> [Written problem]: Gather the lines below that include the string "Padavine", copying each in full.
————
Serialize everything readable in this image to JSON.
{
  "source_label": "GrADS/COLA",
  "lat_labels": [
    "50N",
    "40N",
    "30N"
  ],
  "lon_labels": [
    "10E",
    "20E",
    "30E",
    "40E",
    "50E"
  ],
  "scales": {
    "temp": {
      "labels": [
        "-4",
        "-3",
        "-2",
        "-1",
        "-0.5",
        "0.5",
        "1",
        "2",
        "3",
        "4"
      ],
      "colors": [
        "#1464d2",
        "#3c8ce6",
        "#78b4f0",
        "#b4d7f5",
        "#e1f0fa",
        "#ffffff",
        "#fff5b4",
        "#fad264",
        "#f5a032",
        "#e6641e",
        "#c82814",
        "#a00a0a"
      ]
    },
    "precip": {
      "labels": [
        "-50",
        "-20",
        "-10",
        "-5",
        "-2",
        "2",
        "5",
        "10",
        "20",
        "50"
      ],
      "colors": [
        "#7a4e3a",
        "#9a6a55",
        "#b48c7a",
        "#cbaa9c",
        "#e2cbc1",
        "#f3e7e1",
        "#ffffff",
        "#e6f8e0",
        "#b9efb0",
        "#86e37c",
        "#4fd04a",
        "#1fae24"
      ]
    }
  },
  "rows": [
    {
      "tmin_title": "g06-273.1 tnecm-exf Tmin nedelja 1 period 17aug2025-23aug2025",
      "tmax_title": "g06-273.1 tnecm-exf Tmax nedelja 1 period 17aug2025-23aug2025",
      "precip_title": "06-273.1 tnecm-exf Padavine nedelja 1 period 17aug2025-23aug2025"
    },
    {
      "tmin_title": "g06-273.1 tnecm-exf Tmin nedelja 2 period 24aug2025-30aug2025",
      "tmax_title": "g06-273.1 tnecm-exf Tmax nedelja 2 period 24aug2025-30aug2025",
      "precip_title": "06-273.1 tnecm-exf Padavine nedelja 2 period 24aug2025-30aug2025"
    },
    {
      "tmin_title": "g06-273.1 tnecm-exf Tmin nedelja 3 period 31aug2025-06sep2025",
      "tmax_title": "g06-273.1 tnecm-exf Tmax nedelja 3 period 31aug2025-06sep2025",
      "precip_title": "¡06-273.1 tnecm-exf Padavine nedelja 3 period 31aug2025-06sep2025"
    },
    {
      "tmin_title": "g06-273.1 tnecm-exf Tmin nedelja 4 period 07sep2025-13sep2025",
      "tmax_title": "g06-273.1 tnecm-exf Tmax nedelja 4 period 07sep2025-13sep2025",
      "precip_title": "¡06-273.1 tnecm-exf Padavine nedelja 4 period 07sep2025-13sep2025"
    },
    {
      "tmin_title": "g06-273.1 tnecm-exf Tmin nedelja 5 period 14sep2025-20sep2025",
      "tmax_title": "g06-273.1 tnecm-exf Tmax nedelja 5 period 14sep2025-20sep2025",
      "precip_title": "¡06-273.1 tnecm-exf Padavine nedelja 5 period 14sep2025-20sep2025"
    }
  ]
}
————
> [Solution to this exercise]:
      "precip_title": "06-273.1 tnecm-exf Padavine nedelja 1 period 17aug2025-23aug2025"
      "precip_title": "06-273.1 tnecm-exf Padavine nedelja 2 period 24aug2025-30aug2025"
      "precip_title": "¡06-273.1 tnecm-exf Padavine nedelja 3 period 31aug2025-06sep2025"
      "precip_title": "¡06-273.1 tnecm-exf Padavine nedelja 4 period 07sep2025-13sep2025"
      "precip_title": "¡06-273.1 tnecm-exf Padavine nedelja 5 period 14sep2025-20sep2025"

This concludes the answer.